**Your goal**:
"МНОГОБОРЬЕ" appears in how many lines of the entries? State only the number.

(Data records)
┄┄┄┄┄┄┄┄┄┄┄┄┄┄┄┄┄┄┄┄

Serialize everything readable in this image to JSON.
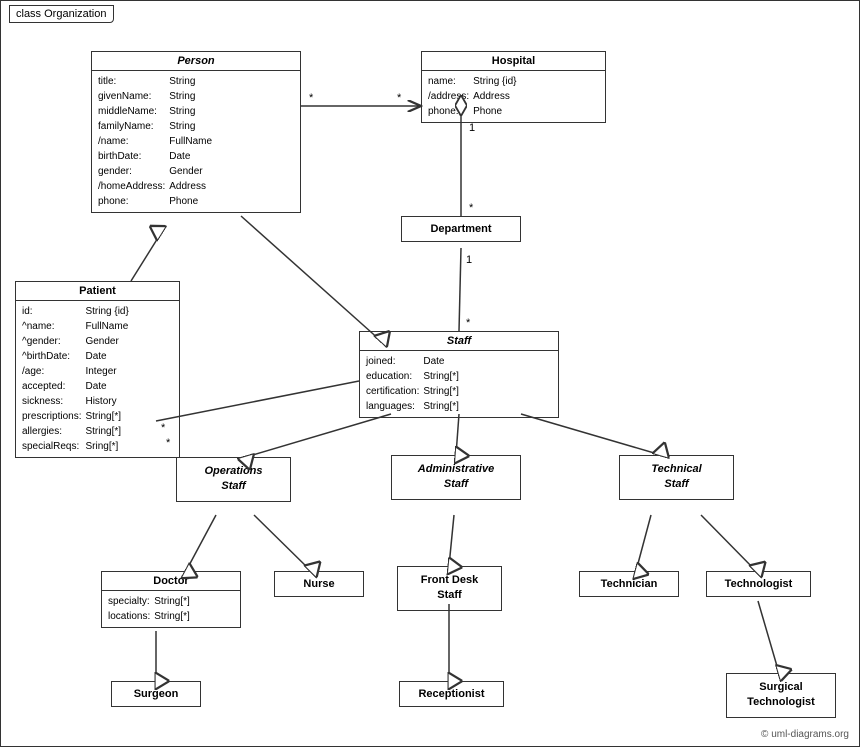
{
  "title": "class Organization",
  "classes": {
    "person": {
      "name": "Person",
      "italic": true,
      "attributes": [
        [
          "title:",
          "String"
        ],
        [
          "givenName:",
          "String"
        ],
        [
          "middleName:",
          "String"
        ],
        [
          "familyName:",
          "String"
        ],
        [
          "/name:",
          "FullName"
        ],
        [
          "birthDate:",
          "Date"
        ],
        [
          "gender:",
          "Gender"
        ],
        [
          "/homeAddress:",
          "Address"
        ],
        [
          "phone:",
          "Phone"
        ]
      ]
    },
    "hospital": {
      "name": "Hospital",
      "attributes": [
        [
          "name:",
          "String {id}"
        ],
        [
          "/address:",
          "Address"
        ],
        [
          "phone:",
          "Phone"
        ]
      ]
    },
    "patient": {
      "name": "Patient",
      "attributes": [
        [
          "id:",
          "String {id}"
        ],
        [
          "^name:",
          "FullName"
        ],
        [
          "^gender:",
          "Gender"
        ],
        [
          "^birthDate:",
          "Date"
        ],
        [
          "/age:",
          "Integer"
        ],
        [
          "accepted:",
          "Date"
        ],
        [
          "sickness:",
          "History"
        ],
        [
          "prescriptions:",
          "String[*]"
        ],
        [
          "allergies:",
          "String[*]"
        ],
        [
          "specialReqs:",
          "Sring[*]"
        ]
      ]
    },
    "department": {
      "name": "Department"
    },
    "staff": {
      "name": "Staff",
      "italic": true,
      "attributes": [
        [
          "joined:",
          "Date"
        ],
        [
          "education:",
          "String[*]"
        ],
        [
          "certification:",
          "String[*]"
        ],
        [
          "languages:",
          "String[*]"
        ]
      ]
    },
    "operations_staff": {
      "name": "Operations\nStaff",
      "italic": true
    },
    "administrative_staff": {
      "name": "Administrative\nStaff",
      "italic": true
    },
    "technical_staff": {
      "name": "Technical\nStaff",
      "italic": true
    },
    "doctor": {
      "name": "Doctor",
      "attributes": [
        [
          "specialty:",
          "String[*]"
        ],
        [
          "locations:",
          "String[*]"
        ]
      ]
    },
    "nurse": {
      "name": "Nurse"
    },
    "front_desk_staff": {
      "name": "Front Desk\nStaff"
    },
    "technician": {
      "name": "Technician"
    },
    "technologist": {
      "name": "Technologist"
    },
    "surgeon": {
      "name": "Surgeon"
    },
    "receptionist": {
      "name": "Receptionist"
    },
    "surgical_technologist": {
      "name": "Surgical\nTechnologist"
    }
  },
  "multiplicity": {
    "star": "*",
    "one": "1"
  },
  "copyright": "© uml-diagrams.org"
}
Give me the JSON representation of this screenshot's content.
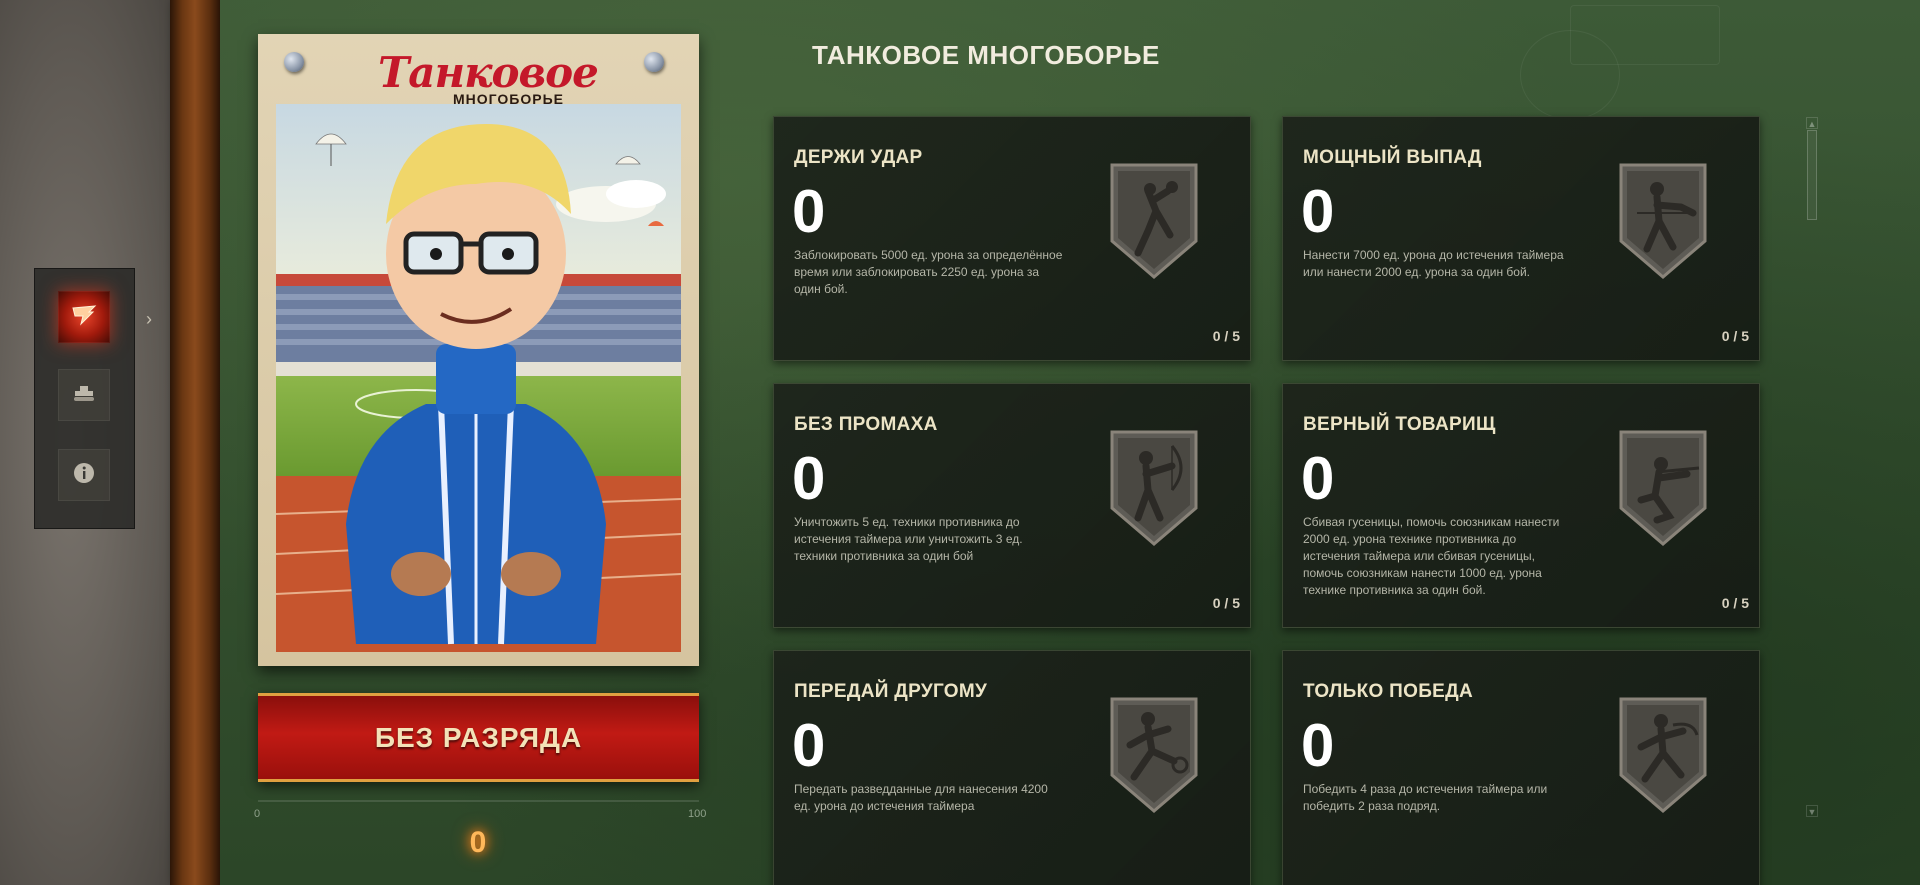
{
  "header": {
    "title": "ТАНКОВОЕ МНОГОБОРЬЕ"
  },
  "nav": {
    "items": [
      {
        "icon": "event-emblem-icon",
        "active": true
      },
      {
        "icon": "tank-icon",
        "active": false
      },
      {
        "icon": "info-icon",
        "active": false
      }
    ]
  },
  "poster": {
    "title": "Танковое",
    "subtitle": "МНОГОБОРЬЕ"
  },
  "rank": {
    "label": "БЕЗ РАЗРЯДА",
    "progress_min": "0",
    "progress_max": "100",
    "progress_value": "0"
  },
  "cards": [
    {
      "title": "ДЕРЖИ УДАР",
      "count": "0",
      "desc": "Заблокировать 5000 ед. урона за определённое время или заблокировать 2250 ед. урона за один бой.",
      "progress": "0 / 5",
      "badge": "volleyball-player-badge-icon"
    },
    {
      "title": "МОЩНЫЙ ВЫПАД",
      "count": "0",
      "desc": "Нанести 7000 ед. урона до истечения таймера или нанести 2000 ед. урона за один бой.",
      "progress": "0 / 5",
      "badge": "fencer-badge-icon"
    },
    {
      "title": "БЕЗ ПРОМАХА",
      "count": "0",
      "desc": "Уничтожить 5 ед. техники противника до истечения таймера или уничтожить 3 ед. техники противника за один бой",
      "progress": "0 / 5",
      "badge": "archer-badge-icon"
    },
    {
      "title": "ВЕРНЫЙ ТОВАРИЩ",
      "count": "0",
      "desc": "Сбивая гусеницы, помочь союзникам нанести 2000 ед. урона технике противника до истечения таймера или сбивая гусеницы, помочь союзникам нанести 1000 ед. урона технике противника за один бой.",
      "progress": "0 / 5",
      "badge": "shooter-badge-icon"
    },
    {
      "title": "ПЕРЕДАЙ ДРУГОМУ",
      "count": "0",
      "desc": "Передать разведданные для нанесения 4200 ед. урона до истечения таймера",
      "progress": "",
      "badge": "football-player-badge-icon"
    },
    {
      "title": "ТОЛЬКО ПОБЕДА",
      "count": "0",
      "desc": "Победить 4 раза до истечения таймера или победить 2 раза подряд.",
      "progress": "",
      "badge": "runner-badge-icon"
    }
  ]
}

┄┄┄┄┄┄┄┄┄┄┄┄┄┄┄┄┄┄┄┄

**Result of this task**:
2